**Prompt:**
Answer with a number only: how many lines of the data contain "могут"?

(Extracted records)
Begin

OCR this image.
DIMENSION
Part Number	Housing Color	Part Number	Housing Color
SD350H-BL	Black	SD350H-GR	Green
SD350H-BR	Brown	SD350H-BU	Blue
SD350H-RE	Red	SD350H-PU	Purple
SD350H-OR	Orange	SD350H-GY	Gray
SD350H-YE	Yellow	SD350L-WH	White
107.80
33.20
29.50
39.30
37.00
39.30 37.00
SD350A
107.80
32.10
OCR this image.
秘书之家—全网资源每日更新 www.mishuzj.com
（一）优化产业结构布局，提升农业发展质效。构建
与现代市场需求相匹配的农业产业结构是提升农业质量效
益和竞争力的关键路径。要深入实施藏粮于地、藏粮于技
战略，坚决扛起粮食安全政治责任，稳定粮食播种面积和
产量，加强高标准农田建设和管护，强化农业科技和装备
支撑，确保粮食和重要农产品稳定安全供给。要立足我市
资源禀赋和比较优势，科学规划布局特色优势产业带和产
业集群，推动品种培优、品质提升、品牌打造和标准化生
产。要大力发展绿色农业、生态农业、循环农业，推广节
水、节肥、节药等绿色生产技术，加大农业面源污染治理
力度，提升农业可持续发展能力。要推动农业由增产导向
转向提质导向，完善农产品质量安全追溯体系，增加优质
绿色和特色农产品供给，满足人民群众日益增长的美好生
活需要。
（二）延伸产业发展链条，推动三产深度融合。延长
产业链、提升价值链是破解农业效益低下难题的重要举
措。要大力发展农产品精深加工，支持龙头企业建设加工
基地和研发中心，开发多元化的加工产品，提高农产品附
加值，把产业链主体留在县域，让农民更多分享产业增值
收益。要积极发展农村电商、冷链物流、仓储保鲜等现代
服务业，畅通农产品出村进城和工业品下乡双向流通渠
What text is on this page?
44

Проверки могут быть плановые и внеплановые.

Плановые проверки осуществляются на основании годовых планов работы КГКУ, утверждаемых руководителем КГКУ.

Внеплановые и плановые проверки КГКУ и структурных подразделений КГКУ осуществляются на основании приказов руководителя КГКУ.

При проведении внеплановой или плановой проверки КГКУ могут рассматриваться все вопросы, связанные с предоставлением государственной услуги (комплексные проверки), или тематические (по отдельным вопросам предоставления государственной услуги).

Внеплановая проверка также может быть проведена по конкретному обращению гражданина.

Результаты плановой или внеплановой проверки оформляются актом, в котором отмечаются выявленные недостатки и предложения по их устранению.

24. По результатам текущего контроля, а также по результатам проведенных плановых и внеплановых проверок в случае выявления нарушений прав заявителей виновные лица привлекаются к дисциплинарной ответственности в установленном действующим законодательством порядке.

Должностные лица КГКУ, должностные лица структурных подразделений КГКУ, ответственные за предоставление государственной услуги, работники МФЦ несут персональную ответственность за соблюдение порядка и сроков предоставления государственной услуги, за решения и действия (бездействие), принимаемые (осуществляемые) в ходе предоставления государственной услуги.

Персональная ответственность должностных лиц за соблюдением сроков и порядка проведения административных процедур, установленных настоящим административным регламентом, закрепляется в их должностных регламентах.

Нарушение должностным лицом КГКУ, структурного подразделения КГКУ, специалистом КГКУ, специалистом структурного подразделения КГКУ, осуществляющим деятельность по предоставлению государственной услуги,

End

**Expected answer:**
2